• RECORDS TO USE
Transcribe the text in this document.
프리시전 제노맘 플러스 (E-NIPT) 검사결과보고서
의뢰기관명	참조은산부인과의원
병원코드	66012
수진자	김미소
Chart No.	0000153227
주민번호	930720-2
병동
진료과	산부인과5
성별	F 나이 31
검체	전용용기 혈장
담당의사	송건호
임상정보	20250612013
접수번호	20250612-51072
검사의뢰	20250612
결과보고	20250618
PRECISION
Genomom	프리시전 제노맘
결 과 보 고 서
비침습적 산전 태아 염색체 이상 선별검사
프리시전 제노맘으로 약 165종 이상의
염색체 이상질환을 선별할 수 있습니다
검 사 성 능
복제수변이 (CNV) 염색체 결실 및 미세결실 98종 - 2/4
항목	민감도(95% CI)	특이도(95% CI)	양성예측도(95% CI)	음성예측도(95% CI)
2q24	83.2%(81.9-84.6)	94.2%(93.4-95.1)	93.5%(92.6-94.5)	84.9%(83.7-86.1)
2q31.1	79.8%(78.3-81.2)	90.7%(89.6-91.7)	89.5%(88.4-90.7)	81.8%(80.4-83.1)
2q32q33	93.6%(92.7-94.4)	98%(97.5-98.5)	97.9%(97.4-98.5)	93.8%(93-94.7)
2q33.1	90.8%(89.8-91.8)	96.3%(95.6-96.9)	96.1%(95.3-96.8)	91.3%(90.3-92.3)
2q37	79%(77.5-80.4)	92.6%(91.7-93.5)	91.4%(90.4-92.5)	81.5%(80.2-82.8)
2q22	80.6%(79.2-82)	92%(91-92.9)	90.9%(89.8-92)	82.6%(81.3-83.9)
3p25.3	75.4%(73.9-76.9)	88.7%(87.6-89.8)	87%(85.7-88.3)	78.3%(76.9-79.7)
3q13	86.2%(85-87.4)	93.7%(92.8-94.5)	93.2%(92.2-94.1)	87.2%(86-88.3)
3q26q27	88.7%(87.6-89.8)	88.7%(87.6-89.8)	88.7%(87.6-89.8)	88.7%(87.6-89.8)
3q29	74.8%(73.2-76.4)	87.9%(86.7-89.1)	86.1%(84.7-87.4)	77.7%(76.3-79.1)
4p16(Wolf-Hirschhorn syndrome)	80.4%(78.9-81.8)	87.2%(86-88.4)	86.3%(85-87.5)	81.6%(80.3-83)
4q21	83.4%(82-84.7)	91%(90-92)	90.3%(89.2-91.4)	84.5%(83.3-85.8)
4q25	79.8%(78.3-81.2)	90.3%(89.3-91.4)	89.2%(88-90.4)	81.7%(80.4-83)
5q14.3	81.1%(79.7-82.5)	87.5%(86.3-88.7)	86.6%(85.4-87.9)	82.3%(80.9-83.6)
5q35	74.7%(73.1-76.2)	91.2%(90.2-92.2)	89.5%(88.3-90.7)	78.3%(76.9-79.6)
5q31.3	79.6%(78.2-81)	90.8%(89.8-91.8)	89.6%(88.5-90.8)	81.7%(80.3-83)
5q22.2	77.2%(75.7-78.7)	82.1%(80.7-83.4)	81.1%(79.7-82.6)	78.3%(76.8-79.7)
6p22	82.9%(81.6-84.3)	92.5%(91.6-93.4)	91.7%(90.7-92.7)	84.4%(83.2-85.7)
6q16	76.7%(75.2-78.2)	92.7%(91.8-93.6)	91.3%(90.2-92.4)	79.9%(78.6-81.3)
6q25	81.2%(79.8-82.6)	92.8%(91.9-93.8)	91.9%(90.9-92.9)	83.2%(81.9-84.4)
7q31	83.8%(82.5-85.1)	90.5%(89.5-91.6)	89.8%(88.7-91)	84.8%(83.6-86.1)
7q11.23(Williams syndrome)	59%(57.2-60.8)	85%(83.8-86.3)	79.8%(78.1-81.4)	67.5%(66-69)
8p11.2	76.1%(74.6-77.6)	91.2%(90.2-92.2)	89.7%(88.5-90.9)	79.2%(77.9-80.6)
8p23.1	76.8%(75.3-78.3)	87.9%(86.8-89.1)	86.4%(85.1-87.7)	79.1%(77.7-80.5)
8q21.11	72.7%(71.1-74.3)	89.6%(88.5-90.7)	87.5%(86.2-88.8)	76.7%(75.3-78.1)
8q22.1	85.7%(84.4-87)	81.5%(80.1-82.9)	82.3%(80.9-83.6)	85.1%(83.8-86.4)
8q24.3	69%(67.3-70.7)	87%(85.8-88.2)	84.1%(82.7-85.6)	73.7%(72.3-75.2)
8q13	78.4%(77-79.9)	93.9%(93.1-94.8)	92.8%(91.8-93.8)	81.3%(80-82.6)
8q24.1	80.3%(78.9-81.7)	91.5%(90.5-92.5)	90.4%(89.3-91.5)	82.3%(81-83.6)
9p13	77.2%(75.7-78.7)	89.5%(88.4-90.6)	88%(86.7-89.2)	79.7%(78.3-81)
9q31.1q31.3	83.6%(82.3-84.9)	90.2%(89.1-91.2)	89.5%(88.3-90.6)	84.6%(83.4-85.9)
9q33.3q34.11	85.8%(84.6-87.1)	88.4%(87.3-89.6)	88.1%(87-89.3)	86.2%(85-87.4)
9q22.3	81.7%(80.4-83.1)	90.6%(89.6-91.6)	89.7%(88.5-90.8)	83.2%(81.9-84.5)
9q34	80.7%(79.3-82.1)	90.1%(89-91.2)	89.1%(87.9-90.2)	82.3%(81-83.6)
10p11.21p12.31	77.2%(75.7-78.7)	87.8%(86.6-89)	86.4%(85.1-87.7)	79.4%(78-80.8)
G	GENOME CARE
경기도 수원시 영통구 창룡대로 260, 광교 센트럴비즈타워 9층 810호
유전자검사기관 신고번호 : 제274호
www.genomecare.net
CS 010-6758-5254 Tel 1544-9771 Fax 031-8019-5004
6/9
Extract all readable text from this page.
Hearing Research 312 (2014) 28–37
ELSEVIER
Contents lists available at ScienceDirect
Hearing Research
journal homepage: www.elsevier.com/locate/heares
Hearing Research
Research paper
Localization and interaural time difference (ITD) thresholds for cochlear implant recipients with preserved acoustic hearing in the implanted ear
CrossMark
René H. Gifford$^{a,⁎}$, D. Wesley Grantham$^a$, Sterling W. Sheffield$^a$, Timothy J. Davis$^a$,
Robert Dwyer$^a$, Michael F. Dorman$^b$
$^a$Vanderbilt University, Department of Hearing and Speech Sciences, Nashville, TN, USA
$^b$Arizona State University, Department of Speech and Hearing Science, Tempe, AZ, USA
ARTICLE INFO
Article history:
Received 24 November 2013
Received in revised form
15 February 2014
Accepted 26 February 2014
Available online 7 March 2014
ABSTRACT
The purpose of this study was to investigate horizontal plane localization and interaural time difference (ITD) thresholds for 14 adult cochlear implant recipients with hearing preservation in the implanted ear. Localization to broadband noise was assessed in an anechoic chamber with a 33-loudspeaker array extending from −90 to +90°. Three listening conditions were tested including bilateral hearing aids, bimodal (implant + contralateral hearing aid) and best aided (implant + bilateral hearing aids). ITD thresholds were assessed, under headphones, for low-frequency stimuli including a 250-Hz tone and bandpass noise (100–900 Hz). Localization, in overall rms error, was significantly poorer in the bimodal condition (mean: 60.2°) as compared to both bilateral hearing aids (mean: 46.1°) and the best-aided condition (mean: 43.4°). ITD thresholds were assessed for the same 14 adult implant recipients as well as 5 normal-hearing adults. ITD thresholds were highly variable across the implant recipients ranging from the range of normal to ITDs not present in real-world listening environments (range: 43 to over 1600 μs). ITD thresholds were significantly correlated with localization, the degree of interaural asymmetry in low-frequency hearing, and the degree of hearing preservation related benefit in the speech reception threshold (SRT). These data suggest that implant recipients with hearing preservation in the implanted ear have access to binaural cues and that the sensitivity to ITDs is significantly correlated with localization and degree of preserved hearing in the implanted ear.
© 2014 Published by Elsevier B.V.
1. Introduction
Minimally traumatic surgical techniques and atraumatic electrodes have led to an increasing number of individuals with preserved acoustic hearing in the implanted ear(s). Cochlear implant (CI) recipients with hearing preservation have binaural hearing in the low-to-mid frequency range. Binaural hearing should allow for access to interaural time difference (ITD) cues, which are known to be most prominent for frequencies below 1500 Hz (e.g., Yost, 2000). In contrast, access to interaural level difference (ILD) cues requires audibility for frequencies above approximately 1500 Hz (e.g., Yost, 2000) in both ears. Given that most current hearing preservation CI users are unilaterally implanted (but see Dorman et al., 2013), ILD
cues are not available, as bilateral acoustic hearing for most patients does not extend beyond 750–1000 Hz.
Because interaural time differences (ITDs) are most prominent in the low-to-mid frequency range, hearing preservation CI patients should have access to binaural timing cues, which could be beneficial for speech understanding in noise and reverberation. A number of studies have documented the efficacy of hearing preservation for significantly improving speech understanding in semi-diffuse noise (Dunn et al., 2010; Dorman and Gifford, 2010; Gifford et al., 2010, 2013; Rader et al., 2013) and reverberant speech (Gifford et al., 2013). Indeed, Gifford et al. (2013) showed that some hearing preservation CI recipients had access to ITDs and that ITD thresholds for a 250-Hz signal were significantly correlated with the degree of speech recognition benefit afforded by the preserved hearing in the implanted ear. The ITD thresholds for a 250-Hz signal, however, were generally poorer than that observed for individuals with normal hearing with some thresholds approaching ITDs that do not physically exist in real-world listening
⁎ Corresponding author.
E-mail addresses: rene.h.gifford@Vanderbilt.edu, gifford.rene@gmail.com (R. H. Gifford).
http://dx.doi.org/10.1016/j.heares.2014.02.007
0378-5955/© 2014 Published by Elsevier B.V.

• EXERCISE BRIEF
Tally the lines of the data that contain the string "heares", and report nothing but the tally.

• WRITTEN RESPONSE
2